● **GIVEN EXERCISE**
The records underneath are to be repeated exactly, with the pictures left out.

● **STORED ROWS**
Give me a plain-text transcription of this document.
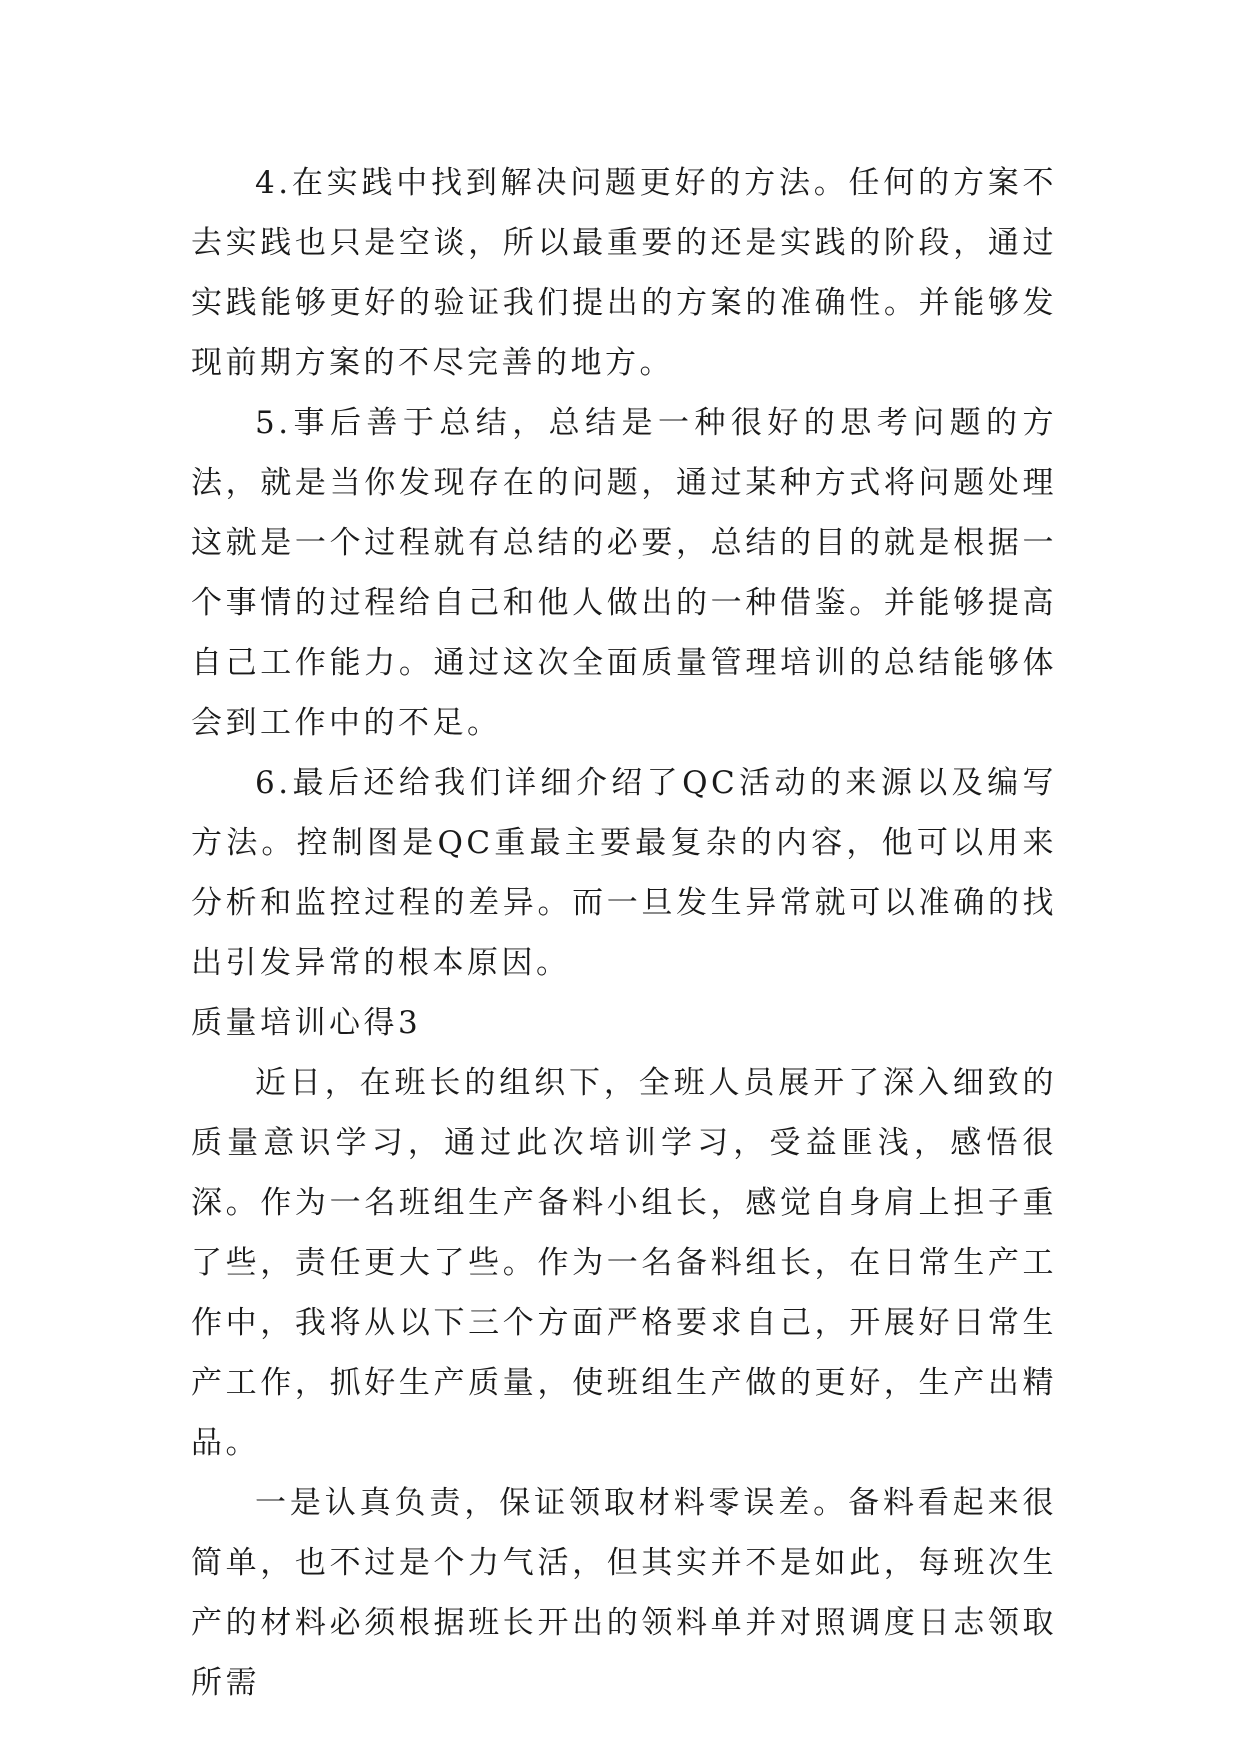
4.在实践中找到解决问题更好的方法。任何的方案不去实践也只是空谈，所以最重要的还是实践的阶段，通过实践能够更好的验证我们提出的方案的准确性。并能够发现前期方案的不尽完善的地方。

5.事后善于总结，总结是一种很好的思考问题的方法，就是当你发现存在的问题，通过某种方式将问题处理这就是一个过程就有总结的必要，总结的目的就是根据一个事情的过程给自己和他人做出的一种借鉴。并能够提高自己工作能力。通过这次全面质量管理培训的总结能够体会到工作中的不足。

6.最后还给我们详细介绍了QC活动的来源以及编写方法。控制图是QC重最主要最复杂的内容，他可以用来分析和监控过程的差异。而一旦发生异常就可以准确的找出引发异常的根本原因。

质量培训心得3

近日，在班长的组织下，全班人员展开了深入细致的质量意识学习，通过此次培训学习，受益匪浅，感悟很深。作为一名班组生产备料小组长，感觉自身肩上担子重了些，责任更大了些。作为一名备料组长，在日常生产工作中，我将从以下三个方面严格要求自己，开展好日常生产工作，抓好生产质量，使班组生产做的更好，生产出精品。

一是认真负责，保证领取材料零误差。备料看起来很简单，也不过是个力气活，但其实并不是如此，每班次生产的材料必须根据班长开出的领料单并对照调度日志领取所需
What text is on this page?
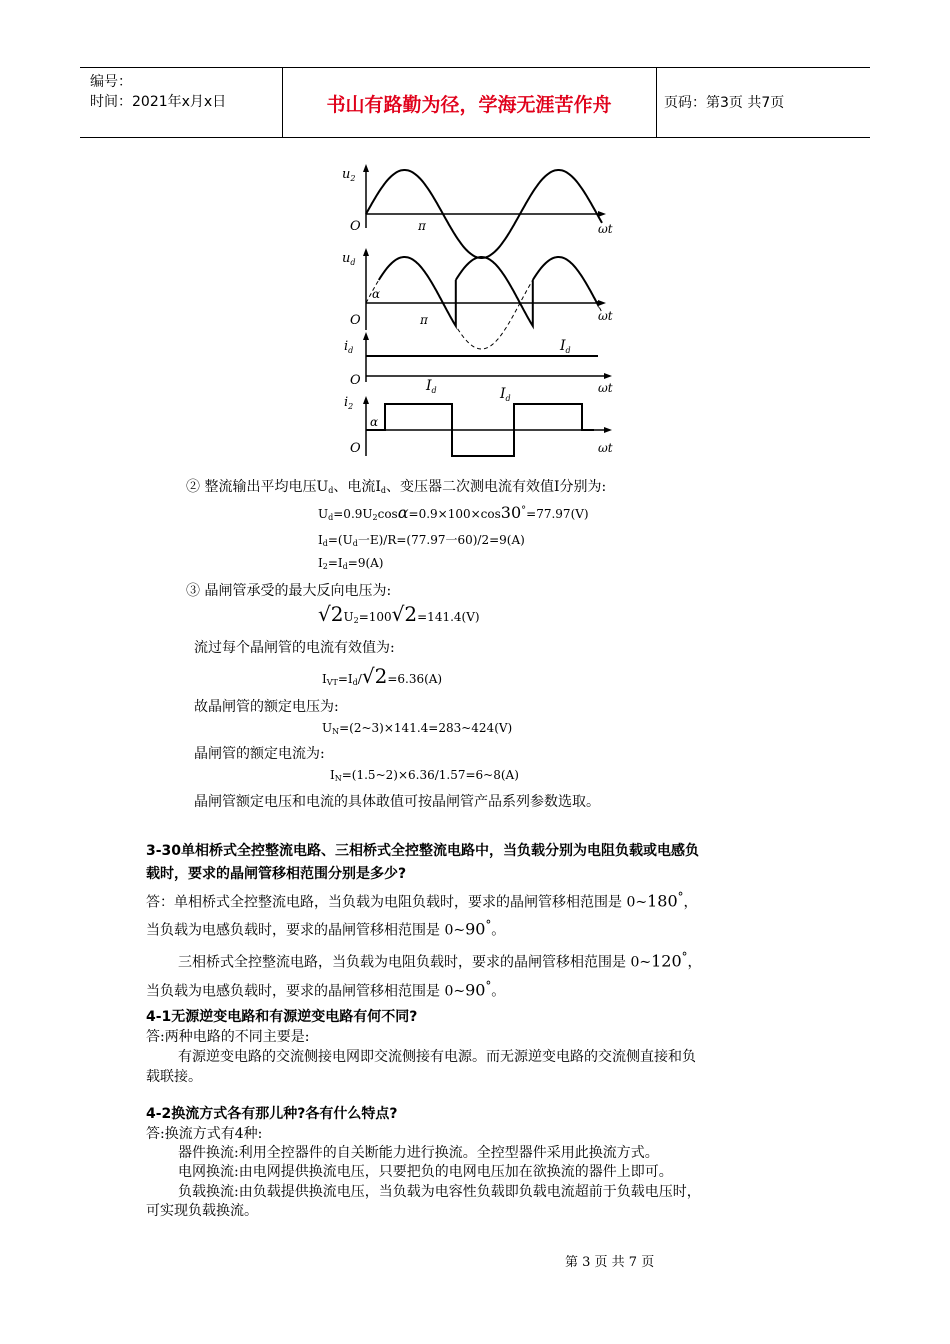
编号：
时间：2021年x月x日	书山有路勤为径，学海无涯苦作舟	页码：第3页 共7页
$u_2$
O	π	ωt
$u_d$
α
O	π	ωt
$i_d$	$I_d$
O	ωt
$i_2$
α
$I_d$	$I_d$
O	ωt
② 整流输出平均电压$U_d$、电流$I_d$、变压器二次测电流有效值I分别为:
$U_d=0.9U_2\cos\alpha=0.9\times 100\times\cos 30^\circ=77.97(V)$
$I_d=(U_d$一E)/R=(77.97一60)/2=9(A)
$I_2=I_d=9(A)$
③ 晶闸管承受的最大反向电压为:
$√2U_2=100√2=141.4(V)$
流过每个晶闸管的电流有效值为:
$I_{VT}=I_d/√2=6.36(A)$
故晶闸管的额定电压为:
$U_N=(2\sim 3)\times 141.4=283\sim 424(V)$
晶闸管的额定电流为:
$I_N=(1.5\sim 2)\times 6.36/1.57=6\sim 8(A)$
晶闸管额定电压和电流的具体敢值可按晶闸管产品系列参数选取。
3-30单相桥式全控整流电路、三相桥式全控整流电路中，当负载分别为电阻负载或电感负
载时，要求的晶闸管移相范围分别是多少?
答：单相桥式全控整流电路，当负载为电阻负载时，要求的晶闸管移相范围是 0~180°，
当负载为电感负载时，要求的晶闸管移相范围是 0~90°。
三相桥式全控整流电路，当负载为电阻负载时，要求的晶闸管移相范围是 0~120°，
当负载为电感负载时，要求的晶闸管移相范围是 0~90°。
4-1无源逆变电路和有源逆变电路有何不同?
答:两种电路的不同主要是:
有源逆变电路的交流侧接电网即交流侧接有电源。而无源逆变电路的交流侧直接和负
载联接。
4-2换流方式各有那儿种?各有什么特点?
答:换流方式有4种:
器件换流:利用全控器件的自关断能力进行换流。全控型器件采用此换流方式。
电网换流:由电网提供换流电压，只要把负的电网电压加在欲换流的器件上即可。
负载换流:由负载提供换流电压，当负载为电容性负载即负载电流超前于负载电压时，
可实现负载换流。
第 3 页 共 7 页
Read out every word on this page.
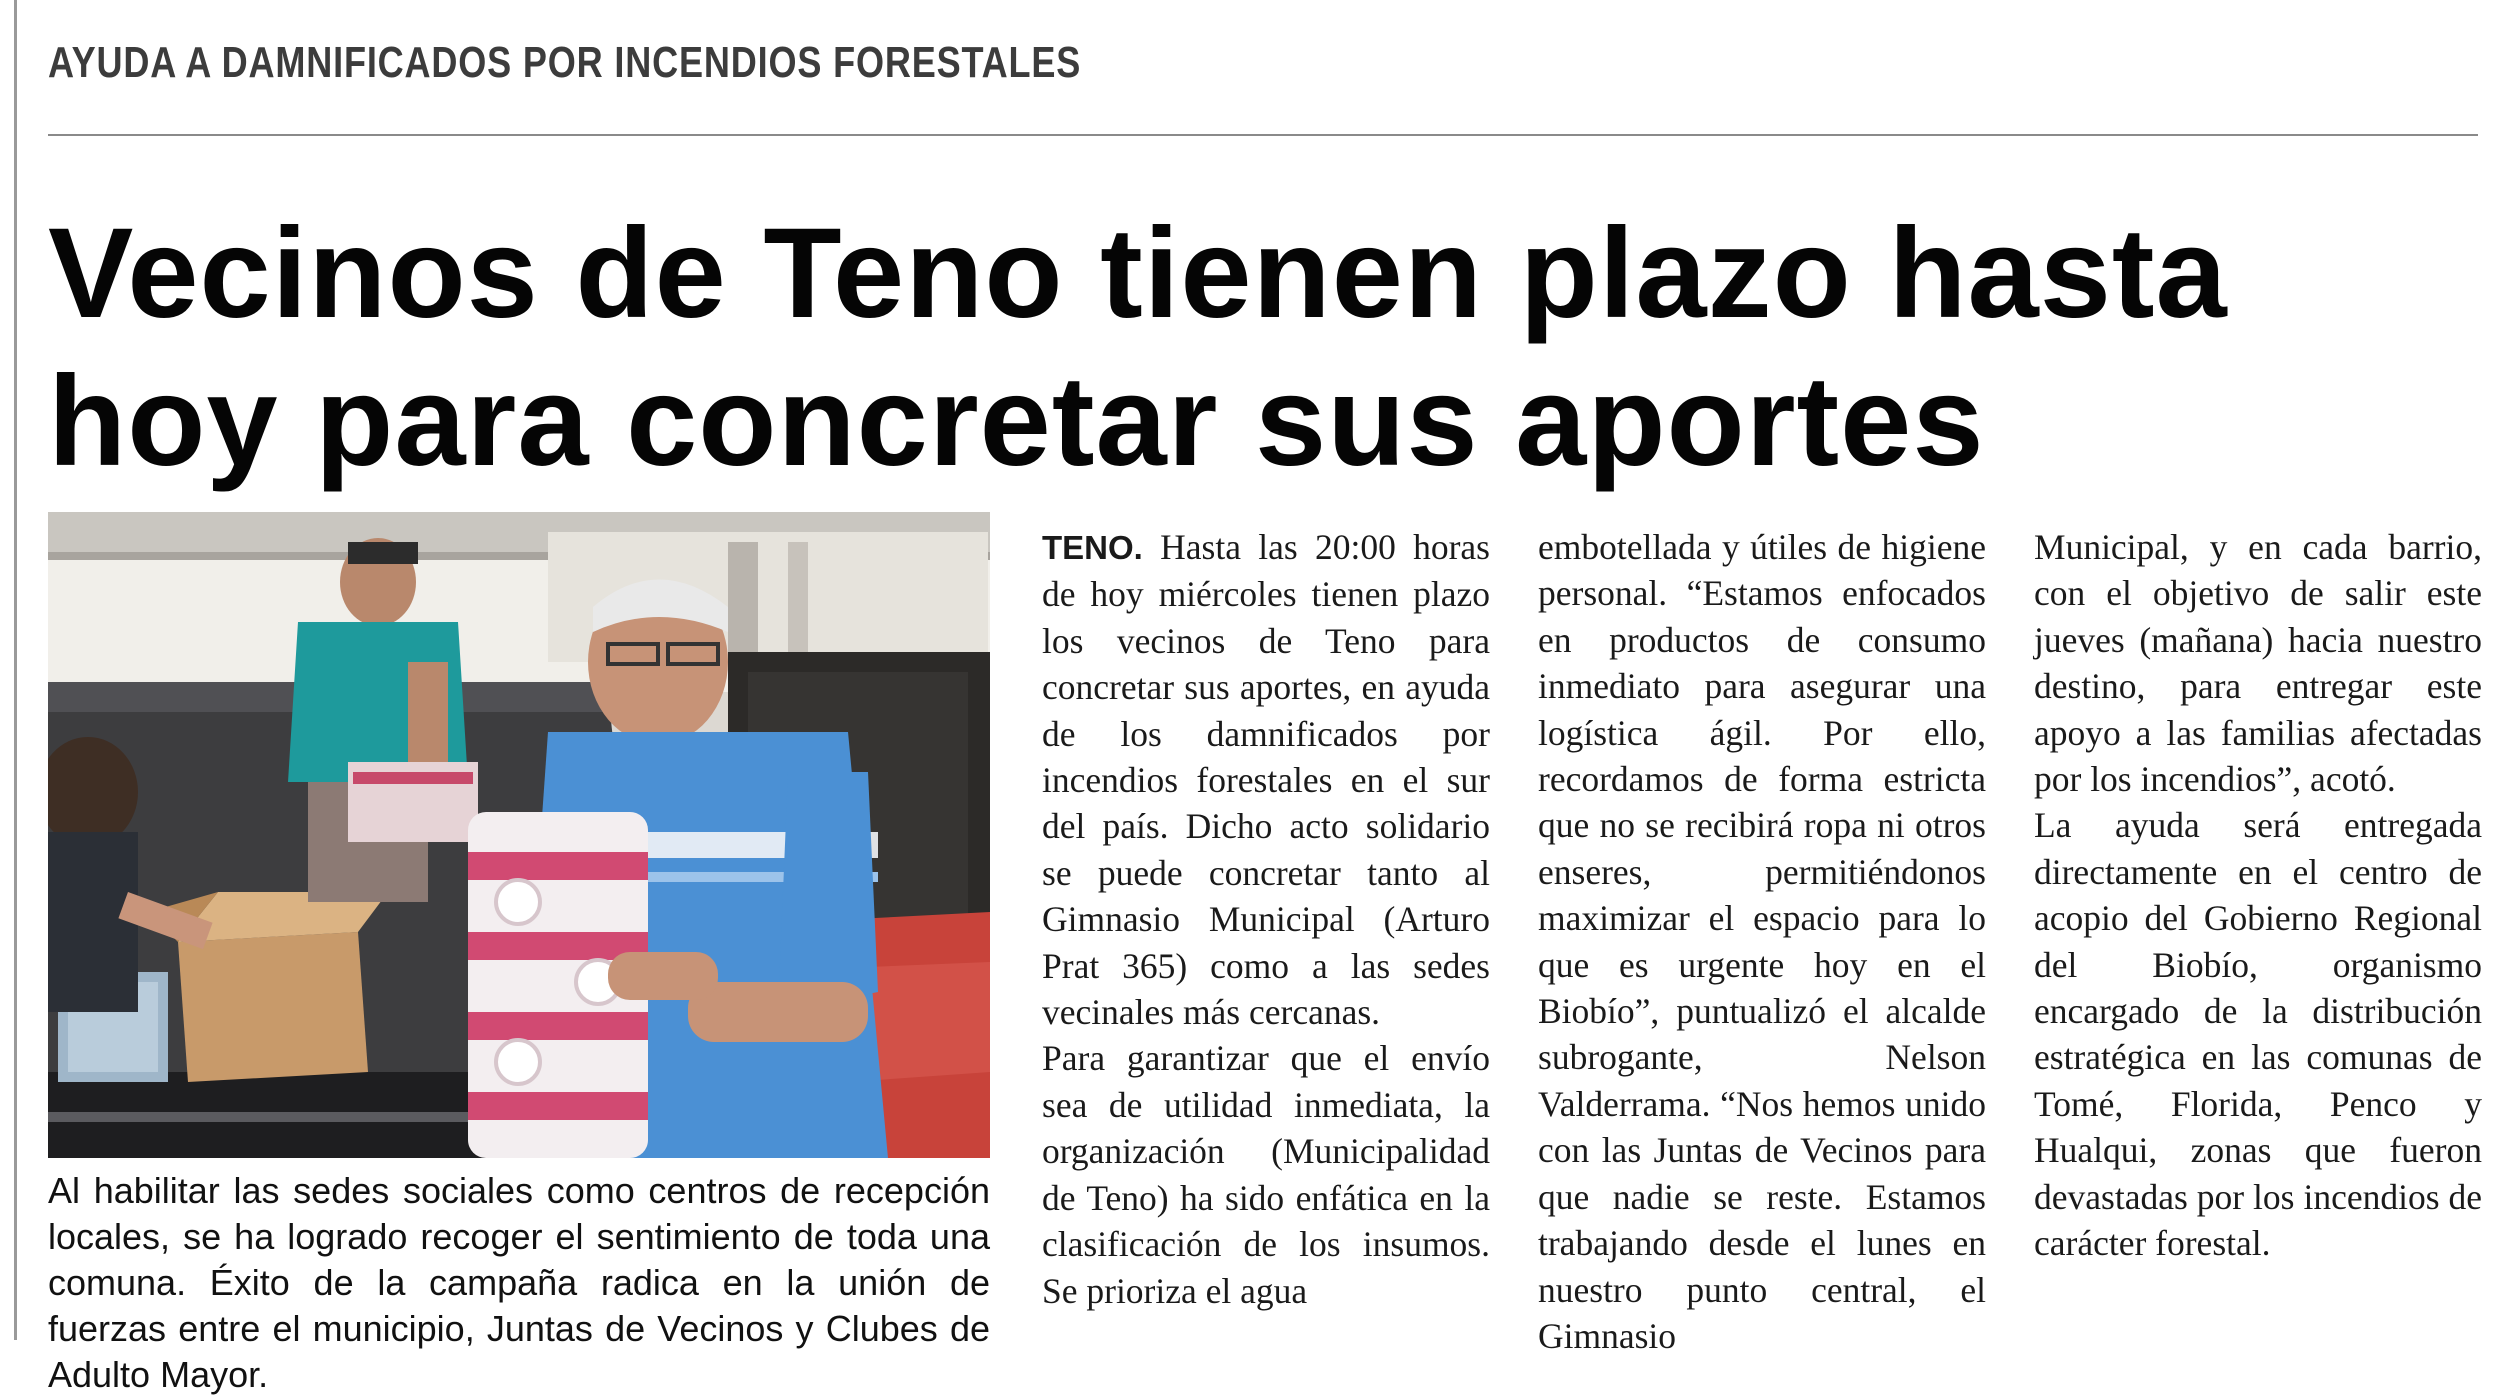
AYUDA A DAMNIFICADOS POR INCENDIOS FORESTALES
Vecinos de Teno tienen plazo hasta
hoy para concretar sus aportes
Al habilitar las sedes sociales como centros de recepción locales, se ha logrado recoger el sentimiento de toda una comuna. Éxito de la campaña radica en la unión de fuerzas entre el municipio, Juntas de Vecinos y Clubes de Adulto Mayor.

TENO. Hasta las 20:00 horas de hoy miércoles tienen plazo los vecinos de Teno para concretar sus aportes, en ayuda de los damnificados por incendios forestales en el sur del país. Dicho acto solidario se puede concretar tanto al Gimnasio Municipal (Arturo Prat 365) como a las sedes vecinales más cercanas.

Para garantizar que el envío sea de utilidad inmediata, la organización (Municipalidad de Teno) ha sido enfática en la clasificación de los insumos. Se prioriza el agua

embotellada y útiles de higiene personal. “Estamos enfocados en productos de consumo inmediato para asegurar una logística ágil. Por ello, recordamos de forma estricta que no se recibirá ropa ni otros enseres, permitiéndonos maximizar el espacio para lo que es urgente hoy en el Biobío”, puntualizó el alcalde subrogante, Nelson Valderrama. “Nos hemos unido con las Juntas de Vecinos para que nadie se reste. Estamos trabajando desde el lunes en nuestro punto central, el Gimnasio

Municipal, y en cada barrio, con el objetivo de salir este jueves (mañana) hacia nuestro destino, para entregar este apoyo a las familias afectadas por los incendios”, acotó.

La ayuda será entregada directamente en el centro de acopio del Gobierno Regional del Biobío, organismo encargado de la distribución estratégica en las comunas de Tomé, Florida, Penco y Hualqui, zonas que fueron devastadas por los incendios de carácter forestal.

● **SOLUTION TO THE PROBLEM**
Give me a plain-text transcription of this document.
4.在实践中找到解决问题更好的方法。任何的方案不去实践也只是空谈，所以最重要的还是实践的阶段，通过实践能够更好的验证我们提出的方案的准确性。并能够发现前期方案的不尽完善的地方。

5.事后善于总结，总结是一种很好的思考问题的方法，就是当你发现存在的问题，通过某种方式将问题处理这就是一个过程就有总结的必要，总结的目的就是根据一个事情的过程给自己和他人做出的一种借鉴。并能够提高自己工作能力。通过这次全面质量管理培训的总结能够体会到工作中的不足。

6.最后还给我们详细介绍了QC活动的来源以及编写方法。控制图是QC重最主要最复杂的内容，他可以用来分析和监控过程的差异。而一旦发生异常就可以准确的找出引发异常的根本原因。

质量培训心得3

近日，在班长的组织下，全班人员展开了深入细致的质量意识学习，通过此次培训学习，受益匪浅，感悟很深。作为一名班组生产备料小组长，感觉自身肩上担子重了些，责任更大了些。作为一名备料组长，在日常生产工作中，我将从以下三个方面严格要求自己，开展好日常生产工作，抓好生产质量，使班组生产做的更好，生产出精品。

一是认真负责，保证领取材料零误差。备料看起来很简单，也不过是个力气活，但其实并不是如此，每班次生产的材料必须根据班长开出的领料单并对照调度日志领取所需
What text is on this page?
编号：
时间：2021年x月x日	书山有路勤为径，学海无涯苦作舟	页码：第3页 共7页
$u_2$
O	π	ωt
$u_d$
α
O	π	ωt
$i_d$	$I_d$
O	ωt
$i_2$
α
$I_d$	$I_d$
O	ωt
② 整流输出平均电压$U_d$、电流$I_d$、变压器二次测电流有效值I分别为:
$U_d=0.9U_2\cos\alpha=0.9\times 100\times\cos 30^\circ=77.97(V)$
$I_d=(U_d$一E)/R=(77.97一60)/2=9(A)
$I_2=I_d=9(A)$
③ 晶闸管承受的最大反向电压为:
$√2U_2=100√2=141.4(V)$
流过每个晶闸管的电流有效值为:
$I_{VT}=I_d/√2=6.36(A)$
故晶闸管的额定电压为:
$U_N=(2\sim 3)\times 141.4=283\sim 424(V)$
晶闸管的额定电流为:
$I_N=(1.5\sim 2)\times 6.36/1.57=6\sim 8(A)$
晶闸管额定电压和电流的具体敢值可按晶闸管产品系列参数选取。
3-30单相桥式全控整流电路、三相桥式全控整流电路中，当负载分别为电阻负载或电感负
载时，要求的晶闸管移相范围分别是多少?
答：单相桥式全控整流电路，当负载为电阻负载时，要求的晶闸管移相范围是 0~180°，
当负载为电感负载时，要求的晶闸管移相范围是 0~90°。
三相桥式全控整流电路，当负载为电阻负载时，要求的晶闸管移相范围是 0~120°，
当负载为电感负载时，要求的晶闸管移相范围是 0~90°。
4-1无源逆变电路和有源逆变电路有何不同?
答:两种电路的不同主要是:
有源逆变电路的交流侧接电网即交流侧接有电源。而无源逆变电路的交流侧直接和负
载联接。
4-2换流方式各有那儿种?各有什么特点?
答:换流方式有4种:
器件换流:利用全控器件的自关断能力进行换流。全控型器件采用此换流方式。
电网换流:由电网提供换流电压，只要把负的电网电压加在欲换流的器件上即可。
负载换流:由负载提供换流电压，当负载为电容性负载即负载电流超前于负载电压时，
可实现负载换流。
第 3 页 共 7 页
Read out every word on this page.
AYUDA A DAMNIFICADOS POR INCENDIOS FORESTALES
Vecinos de Teno tienen plazo hasta
hoy para concretar sus aportes
Al habilitar las sedes sociales como centros de recepción locales, se ha logrado recoger el sentimiento de toda una comuna. Éxito de la campaña radica en la unión de fuerzas entre el municipio, Juntas de Vecinos y Clubes de Adulto Mayor.

TENO. Hasta las 20:00 horas de hoy miércoles tienen plazo los vecinos de Teno para concretar sus aportes, en ayuda de los damnificados por incendios forestales en el sur del país. Dicho acto solidario se puede concretar tanto al Gimnasio Municipal (Arturo Prat 365) como a las sedes vecinales más cercanas.

Para garantizar que el envío sea de utilidad inmediata, la organización (Municipalidad de Teno) ha sido enfática en la clasificación de los insumos. Se prioriza el agua

embotellada y útiles de higiene personal. “Estamos enfocados en productos de consumo inmediato para asegurar una logística ágil. Por ello, recordamos de forma estricta que no se recibirá ropa ni otros enseres, permitiéndonos maximizar el espacio para lo que es urgente hoy en el Biobío”, puntualizó el alcalde subrogante, Nelson Valderrama. “Nos hemos unido con las Juntas de Vecinos para que nadie se reste. Estamos trabajando desde el lunes en nuestro punto central, el Gimnasio

Municipal, y en cada barrio, con el objetivo de salir este jueves (mañana) hacia nuestro destino, para entregar este apoyo a las familias afectadas por los incendios”, acotó.

La ayuda será entregada directamente en el centro de acopio del Gobierno Regional del Biobío, organismo encargado de la distribución estratégica en las comunas de Tomé, Florida, Penco y Hualqui, zonas que fueron devastadas por los incendios de carácter forestal.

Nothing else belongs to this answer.